Problem to solve:
According to the interview transcript, what is the radiation vault that protects the spacecraft's electronics made of?

Extracted text:
Graihagh - Finally, I wonder if you could just tell me about the end of the mission - what's going to happen and when is that?
Jack - Ah well, the end of the mission is the interesting part! The nominal mission calls for 37 orbits. We are flying in a very hostile radiation environment, and radiation is not only bad for people, but it's bad for sensitive electronics.
So in order to protect the vital organs of the spacecraft, by which I mean the avionics and the instrument electronics, we put all of that stuff into a vault. It's a cube a metre on the side and its half inch of solid titanium, and that will reduce the radiation environment by a factor of almost a thousand. But even still, after 37 orbits, we will have accumulated quite a heavy dose of ionising radiation. Now we have a safety factor, a margin, that assures us that we should be able to operate the spacecraft and the instruments successfully for the 37 orbits. But NASA has a requirement and the requirement is that we do not contaminate the satellite Europa.
The non-emission plan has us performing this deorbit maneuver while we can still control the spacecraft. So there is another possibility that is under study now that would allow us to extend the mission lifetime by a few orbits at a time. And basically, the way that works is that as long as we control the spacecraft, we can put it into an orbit that we can demonstrate will decay into Jupiter over a series of n-orbits - you can pick any number n: 10, 20, whatever. And as long as you can command the spacecraft, you can keep kicking the can down the road. So, conceivably, we could get quite a few more orbits and more science return out of the mission in that way.
14:00 - Photographing the gas giants
Photographing the gas giants
with Roger Hutchinson, Astrophographer
Roger Hutchinson takes Graihagh Jackson through how he photographs the night sky
...
Roger - Well, when I was a kid - I grew up in the 70's and that was right at the tail end of the Apollo programme. So the moon landings and everything, as a young boy, really inspired me and an interest in space developed. And then as I got a little bit older, probably with the encouragement of my dad, I built a telescope and I can still remember the first time I saw Saturn through telescope and that kind of hooked me. I did a lot of astronomy as a kid growing up and then went away to University, kind of dropped out for a bit - just got on with life, and then probably about 5 or 6 years ago I got back into the hobby. I've been obsessively photographing the skies ever since really.

Supplied information:

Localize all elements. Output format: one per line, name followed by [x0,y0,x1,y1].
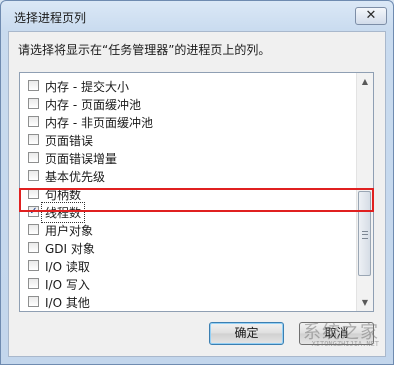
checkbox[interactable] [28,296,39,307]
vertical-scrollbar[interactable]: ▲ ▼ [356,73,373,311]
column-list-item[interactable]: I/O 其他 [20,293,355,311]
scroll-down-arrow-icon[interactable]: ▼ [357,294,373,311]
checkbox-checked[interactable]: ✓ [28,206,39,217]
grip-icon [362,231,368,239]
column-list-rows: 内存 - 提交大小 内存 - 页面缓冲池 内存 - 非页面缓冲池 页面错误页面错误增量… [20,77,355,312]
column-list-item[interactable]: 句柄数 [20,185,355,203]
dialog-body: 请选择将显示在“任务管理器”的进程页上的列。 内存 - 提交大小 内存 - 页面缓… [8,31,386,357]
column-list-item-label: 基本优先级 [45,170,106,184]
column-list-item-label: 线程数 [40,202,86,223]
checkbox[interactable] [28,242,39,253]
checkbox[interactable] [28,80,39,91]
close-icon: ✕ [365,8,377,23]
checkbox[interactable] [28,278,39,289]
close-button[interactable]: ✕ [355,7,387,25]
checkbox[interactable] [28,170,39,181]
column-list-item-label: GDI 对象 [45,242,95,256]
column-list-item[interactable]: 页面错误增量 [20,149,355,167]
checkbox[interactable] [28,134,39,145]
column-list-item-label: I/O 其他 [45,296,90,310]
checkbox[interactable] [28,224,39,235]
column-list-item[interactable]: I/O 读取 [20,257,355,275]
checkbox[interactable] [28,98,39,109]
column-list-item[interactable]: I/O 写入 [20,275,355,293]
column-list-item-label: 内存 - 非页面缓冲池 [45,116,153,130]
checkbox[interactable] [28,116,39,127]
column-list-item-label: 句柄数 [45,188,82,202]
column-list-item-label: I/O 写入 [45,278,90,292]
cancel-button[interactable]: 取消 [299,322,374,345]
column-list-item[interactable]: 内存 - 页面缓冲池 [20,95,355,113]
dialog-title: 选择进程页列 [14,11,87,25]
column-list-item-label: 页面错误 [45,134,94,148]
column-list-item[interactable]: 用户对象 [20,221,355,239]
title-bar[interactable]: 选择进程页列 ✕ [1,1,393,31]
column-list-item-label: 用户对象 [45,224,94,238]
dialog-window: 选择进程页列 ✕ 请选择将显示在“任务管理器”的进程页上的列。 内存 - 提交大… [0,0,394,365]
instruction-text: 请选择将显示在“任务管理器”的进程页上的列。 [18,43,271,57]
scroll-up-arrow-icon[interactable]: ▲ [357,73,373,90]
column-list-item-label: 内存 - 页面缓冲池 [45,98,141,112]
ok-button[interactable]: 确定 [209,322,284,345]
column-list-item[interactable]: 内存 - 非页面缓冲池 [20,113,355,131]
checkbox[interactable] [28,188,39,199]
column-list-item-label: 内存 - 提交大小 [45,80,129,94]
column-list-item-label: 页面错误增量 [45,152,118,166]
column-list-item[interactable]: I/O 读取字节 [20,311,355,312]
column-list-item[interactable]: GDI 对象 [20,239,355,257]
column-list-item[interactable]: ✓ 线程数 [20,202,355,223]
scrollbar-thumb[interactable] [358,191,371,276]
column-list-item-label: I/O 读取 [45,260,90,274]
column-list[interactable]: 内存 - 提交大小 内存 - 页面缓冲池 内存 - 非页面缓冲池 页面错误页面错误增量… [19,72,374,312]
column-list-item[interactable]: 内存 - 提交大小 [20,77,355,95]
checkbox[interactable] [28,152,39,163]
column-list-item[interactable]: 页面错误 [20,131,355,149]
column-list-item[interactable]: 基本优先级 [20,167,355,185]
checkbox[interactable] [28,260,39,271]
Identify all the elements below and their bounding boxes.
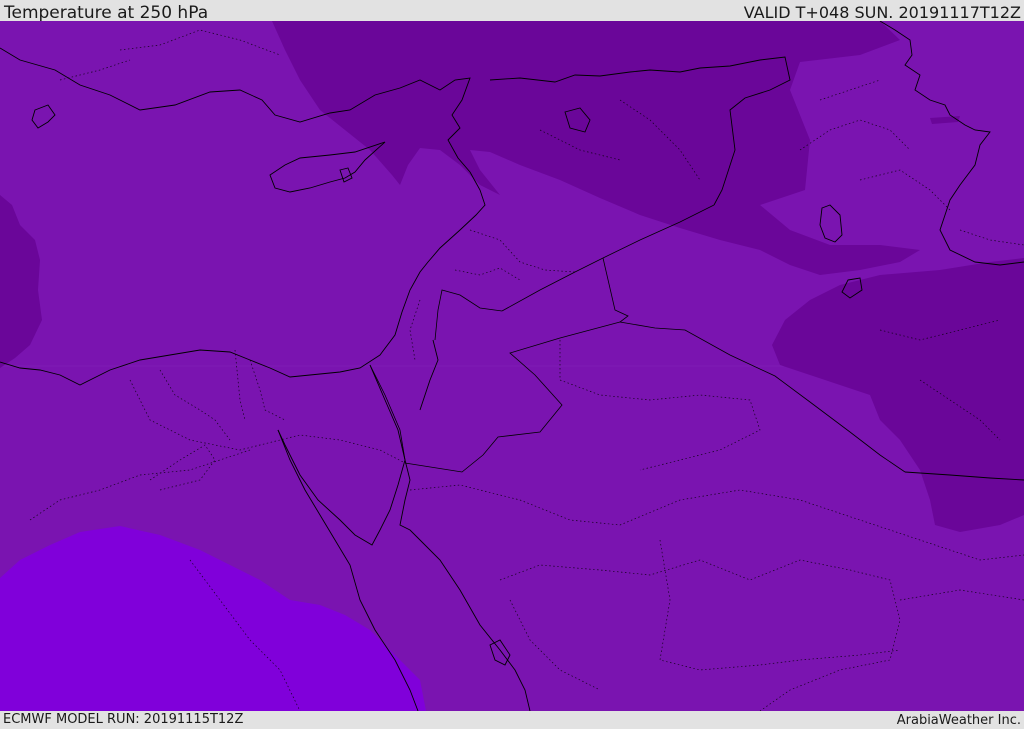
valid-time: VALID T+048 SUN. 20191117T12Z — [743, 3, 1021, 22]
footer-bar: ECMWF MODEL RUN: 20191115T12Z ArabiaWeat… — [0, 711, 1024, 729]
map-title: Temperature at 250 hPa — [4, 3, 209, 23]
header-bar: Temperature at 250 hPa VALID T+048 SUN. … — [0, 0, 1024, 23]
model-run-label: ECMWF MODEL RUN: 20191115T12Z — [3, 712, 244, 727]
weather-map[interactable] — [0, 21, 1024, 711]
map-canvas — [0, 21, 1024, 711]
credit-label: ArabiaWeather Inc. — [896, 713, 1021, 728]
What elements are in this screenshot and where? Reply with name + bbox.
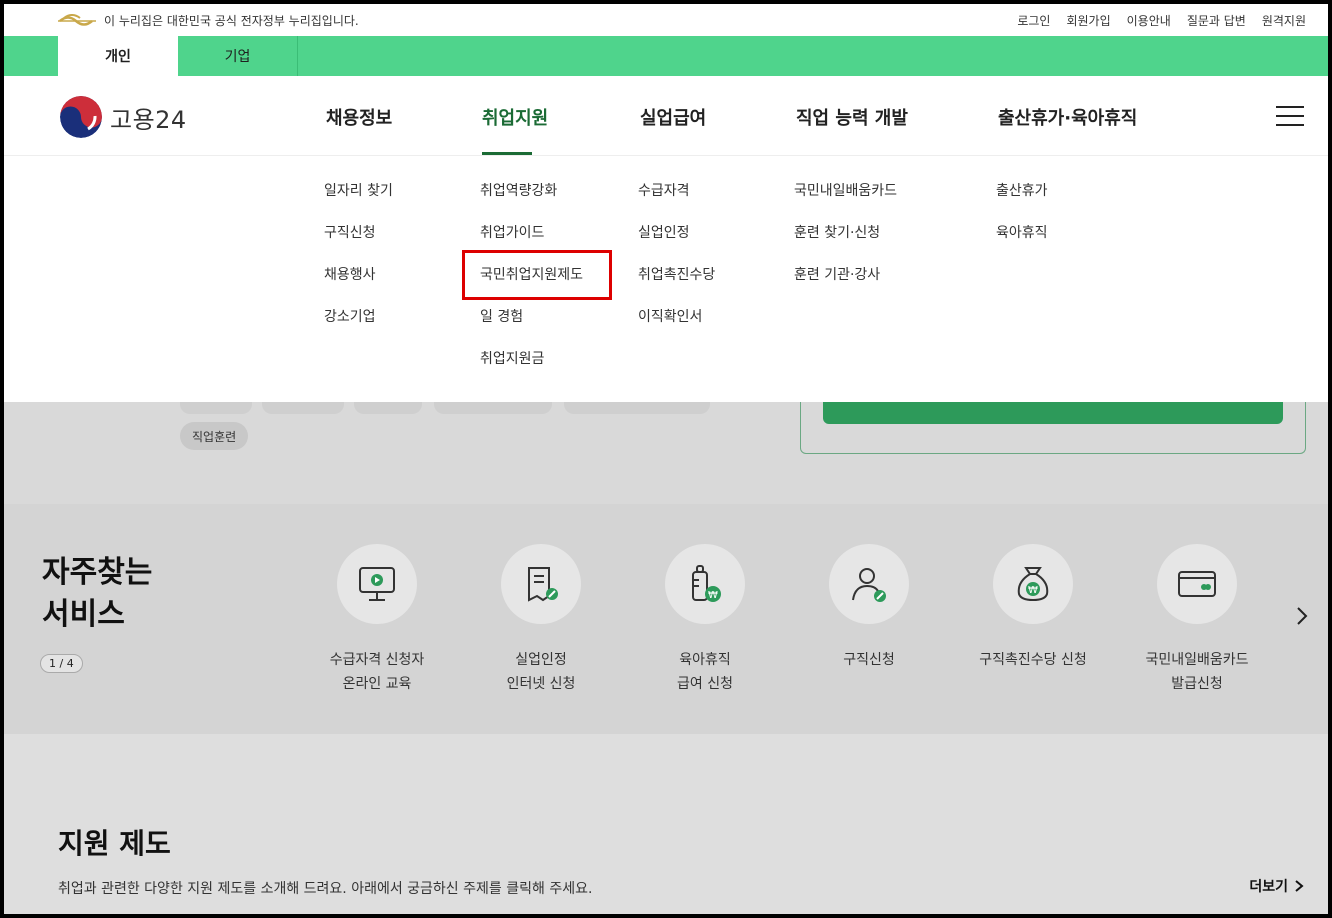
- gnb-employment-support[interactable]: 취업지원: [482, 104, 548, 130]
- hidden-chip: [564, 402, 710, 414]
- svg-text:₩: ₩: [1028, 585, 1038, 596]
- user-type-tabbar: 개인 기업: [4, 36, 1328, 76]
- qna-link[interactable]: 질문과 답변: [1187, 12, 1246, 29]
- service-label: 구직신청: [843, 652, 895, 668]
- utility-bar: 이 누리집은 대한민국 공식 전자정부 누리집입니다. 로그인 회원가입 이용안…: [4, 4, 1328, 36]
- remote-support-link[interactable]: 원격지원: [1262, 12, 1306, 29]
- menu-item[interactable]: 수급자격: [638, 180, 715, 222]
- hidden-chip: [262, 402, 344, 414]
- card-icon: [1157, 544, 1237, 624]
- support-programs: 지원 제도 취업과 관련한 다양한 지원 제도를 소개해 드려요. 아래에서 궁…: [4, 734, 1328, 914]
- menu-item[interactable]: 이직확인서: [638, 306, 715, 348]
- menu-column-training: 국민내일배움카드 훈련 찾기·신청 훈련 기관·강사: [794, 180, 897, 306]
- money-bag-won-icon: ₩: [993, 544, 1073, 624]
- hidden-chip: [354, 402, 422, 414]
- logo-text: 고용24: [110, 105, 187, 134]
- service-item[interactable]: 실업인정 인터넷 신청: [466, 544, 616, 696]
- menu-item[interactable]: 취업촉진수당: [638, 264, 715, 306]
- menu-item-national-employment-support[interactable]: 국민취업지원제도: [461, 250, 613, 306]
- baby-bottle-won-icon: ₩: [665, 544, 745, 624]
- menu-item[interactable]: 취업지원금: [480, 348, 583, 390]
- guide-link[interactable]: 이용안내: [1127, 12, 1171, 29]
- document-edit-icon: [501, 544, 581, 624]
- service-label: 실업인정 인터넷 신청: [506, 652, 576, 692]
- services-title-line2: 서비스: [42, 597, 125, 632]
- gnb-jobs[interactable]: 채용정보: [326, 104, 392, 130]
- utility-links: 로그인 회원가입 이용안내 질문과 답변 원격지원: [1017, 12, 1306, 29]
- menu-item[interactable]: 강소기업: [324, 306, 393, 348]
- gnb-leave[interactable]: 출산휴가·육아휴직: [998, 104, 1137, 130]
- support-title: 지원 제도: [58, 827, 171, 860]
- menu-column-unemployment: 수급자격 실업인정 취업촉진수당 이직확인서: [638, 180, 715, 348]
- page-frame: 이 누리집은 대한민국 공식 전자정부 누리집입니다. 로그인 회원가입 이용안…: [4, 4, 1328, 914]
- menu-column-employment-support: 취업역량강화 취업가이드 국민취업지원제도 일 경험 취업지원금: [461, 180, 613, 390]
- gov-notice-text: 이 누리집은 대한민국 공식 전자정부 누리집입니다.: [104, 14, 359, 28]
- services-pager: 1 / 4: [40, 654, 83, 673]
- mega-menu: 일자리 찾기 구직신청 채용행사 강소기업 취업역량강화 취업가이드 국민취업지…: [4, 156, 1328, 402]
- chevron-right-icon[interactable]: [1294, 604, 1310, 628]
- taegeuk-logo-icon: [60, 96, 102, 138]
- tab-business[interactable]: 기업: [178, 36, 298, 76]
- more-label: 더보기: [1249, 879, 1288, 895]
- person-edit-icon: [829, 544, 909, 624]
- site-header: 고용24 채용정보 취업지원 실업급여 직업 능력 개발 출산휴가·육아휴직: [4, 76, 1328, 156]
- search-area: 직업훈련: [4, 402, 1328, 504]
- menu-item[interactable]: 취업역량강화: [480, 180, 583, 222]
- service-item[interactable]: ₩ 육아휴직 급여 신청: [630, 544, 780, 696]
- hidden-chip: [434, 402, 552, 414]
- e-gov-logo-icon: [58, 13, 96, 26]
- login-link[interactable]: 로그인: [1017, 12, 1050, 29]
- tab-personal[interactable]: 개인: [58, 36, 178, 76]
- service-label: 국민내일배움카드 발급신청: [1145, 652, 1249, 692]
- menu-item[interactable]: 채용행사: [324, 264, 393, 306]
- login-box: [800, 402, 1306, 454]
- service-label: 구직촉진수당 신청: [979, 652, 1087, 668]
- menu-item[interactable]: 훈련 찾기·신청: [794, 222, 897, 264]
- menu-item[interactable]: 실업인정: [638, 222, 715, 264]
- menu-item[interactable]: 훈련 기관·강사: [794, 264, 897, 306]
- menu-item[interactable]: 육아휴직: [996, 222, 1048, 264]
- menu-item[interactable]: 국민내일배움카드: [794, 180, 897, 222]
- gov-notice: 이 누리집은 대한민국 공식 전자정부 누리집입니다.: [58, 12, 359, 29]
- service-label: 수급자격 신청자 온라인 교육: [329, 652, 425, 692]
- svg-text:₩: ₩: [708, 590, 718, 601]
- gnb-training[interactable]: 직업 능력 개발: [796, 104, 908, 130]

Response to the task:
Half an inch of solid titanium.